— start —

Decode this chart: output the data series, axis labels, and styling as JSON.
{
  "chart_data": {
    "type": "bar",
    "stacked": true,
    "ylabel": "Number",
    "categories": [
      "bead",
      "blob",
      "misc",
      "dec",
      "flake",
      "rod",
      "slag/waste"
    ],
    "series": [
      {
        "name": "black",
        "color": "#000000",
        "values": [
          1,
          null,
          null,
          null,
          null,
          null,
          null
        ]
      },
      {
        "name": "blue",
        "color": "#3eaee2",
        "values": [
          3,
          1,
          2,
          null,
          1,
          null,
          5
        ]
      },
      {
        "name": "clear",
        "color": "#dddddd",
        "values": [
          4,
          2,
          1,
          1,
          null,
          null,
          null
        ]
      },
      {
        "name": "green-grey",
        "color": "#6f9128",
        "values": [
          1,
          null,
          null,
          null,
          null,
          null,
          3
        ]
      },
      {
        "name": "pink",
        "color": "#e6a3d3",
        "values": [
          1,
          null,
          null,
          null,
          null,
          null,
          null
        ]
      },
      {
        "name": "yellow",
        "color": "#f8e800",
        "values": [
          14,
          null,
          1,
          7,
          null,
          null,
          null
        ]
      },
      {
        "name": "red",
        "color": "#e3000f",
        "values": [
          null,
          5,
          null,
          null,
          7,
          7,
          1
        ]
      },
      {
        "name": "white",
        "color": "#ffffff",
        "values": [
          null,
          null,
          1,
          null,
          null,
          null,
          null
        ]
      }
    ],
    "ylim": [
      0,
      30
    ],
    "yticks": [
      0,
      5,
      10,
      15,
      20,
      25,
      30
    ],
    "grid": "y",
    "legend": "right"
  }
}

— end —
— start —

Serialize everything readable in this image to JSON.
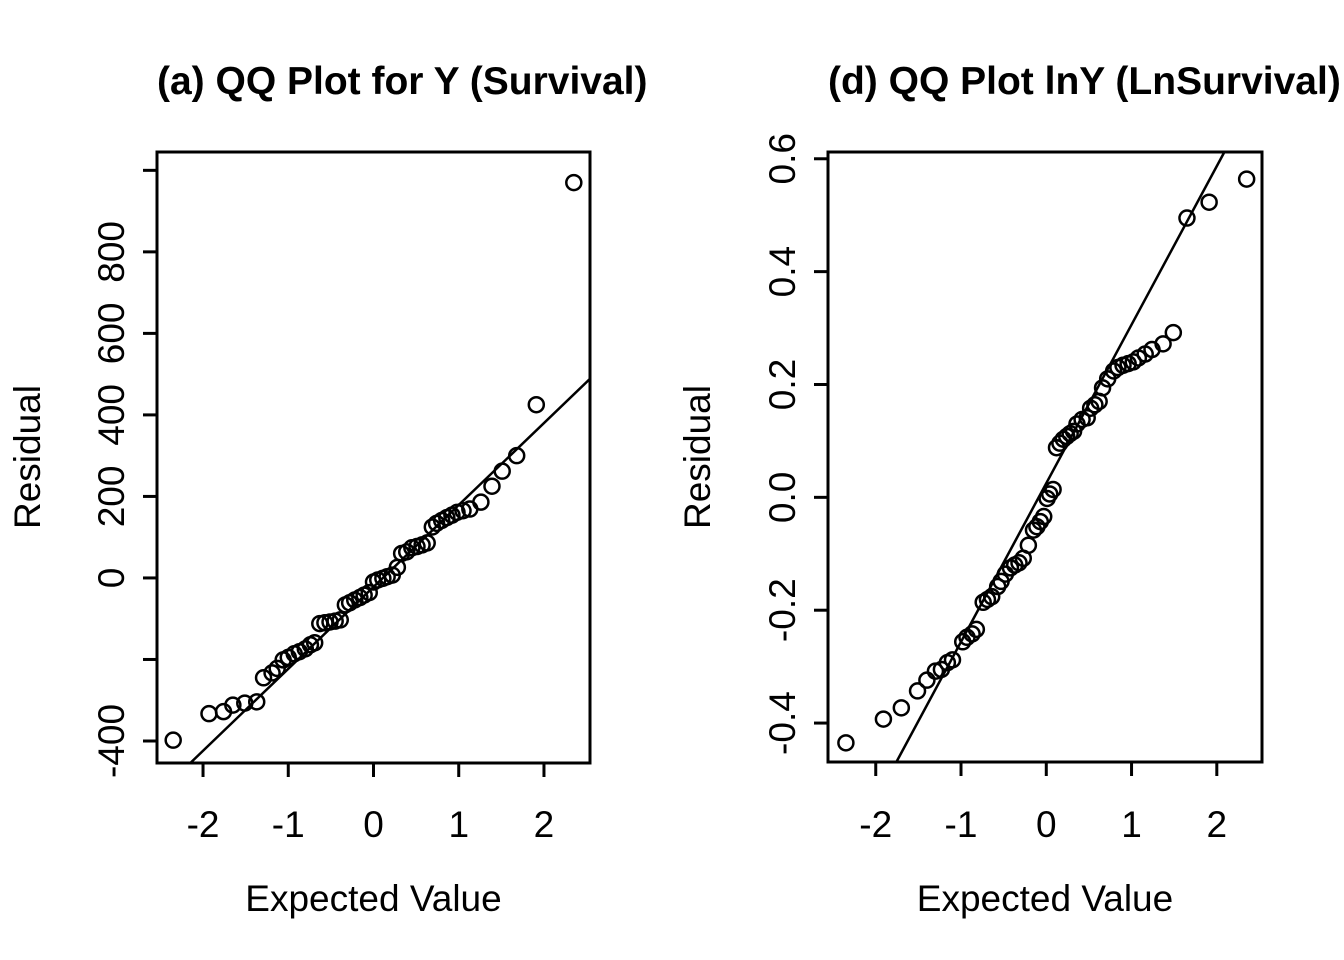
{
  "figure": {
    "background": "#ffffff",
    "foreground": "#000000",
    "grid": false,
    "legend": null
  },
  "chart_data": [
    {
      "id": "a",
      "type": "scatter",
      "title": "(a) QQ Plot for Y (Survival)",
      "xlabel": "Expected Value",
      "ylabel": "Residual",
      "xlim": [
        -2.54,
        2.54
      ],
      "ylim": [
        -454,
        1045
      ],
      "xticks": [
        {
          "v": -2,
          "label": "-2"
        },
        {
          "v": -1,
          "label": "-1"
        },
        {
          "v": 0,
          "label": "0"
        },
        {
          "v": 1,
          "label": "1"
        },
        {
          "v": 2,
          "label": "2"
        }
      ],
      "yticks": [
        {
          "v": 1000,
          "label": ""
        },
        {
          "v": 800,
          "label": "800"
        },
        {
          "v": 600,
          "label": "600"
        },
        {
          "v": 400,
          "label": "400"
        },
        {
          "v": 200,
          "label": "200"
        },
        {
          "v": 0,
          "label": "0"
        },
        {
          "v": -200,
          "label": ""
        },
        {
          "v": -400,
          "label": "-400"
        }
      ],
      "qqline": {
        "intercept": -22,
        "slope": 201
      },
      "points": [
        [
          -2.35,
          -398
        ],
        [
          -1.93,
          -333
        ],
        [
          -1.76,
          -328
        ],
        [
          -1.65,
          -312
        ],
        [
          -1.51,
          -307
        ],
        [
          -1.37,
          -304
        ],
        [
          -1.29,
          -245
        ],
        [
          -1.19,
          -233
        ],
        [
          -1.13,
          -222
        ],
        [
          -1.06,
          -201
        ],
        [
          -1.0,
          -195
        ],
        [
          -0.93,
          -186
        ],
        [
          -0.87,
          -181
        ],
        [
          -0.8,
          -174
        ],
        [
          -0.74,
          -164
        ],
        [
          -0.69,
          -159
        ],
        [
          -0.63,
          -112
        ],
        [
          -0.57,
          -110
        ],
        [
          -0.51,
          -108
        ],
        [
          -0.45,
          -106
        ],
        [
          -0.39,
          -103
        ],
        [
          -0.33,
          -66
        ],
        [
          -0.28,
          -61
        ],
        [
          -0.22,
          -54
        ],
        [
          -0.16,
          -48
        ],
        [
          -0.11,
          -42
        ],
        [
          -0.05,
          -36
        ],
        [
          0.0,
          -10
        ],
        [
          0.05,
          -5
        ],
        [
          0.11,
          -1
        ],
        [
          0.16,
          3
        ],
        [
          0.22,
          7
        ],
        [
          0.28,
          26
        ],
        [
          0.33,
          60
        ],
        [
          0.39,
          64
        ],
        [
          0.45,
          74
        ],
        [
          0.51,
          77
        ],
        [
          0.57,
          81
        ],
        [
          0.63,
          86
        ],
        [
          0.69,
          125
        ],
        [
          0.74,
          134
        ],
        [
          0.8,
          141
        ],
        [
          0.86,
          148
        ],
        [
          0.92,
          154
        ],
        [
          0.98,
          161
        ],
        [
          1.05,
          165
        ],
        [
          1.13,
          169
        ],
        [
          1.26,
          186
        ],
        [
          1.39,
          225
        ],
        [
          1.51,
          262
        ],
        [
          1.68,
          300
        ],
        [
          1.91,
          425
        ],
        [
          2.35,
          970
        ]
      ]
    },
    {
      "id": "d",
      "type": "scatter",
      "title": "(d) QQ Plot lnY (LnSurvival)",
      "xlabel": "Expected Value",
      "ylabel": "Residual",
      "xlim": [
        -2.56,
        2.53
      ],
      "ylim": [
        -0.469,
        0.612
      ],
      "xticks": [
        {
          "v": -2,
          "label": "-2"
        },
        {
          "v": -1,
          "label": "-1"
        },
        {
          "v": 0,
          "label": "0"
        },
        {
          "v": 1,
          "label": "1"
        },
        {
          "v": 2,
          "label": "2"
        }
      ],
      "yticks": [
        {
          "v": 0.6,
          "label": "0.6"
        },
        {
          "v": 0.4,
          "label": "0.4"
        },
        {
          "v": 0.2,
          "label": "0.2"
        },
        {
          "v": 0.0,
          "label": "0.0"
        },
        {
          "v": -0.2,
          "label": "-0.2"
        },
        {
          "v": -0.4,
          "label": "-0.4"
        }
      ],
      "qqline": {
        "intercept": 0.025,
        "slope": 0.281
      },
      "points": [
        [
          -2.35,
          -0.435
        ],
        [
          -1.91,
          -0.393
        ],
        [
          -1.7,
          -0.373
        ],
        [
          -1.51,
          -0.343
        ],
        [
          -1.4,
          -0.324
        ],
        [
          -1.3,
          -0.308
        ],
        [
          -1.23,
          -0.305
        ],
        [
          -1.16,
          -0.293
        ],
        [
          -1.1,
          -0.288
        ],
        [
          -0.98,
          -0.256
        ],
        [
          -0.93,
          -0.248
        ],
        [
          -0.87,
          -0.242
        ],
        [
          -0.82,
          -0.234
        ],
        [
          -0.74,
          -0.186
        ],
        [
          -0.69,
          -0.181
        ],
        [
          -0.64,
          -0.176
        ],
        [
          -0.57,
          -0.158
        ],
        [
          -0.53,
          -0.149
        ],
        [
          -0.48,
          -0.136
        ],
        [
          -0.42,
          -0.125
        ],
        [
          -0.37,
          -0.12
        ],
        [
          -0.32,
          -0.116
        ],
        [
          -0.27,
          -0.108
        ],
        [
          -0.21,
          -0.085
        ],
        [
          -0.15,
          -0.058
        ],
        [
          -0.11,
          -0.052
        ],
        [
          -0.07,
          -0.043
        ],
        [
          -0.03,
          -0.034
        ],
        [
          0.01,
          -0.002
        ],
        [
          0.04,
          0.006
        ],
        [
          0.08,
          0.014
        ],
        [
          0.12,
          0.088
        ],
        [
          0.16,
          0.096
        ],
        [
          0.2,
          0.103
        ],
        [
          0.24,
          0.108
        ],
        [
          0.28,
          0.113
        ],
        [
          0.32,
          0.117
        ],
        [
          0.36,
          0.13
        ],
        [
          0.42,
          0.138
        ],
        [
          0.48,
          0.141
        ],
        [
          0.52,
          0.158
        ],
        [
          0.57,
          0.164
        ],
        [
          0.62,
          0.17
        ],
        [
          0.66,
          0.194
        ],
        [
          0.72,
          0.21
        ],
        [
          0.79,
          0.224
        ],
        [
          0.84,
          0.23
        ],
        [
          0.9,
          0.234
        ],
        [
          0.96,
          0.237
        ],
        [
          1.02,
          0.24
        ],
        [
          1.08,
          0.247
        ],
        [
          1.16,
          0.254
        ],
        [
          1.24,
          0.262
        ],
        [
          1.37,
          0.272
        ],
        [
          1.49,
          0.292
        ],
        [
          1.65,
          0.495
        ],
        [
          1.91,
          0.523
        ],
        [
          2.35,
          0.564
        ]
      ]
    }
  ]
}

— end —

**SHORT TASK**
Copy in full each line that holds the word "title".

**IN RESPONSE**
      "title": "(a) QQ Plot for Y (Survival)",
      "title": "(d) QQ Plot lnY (LnSurvival)",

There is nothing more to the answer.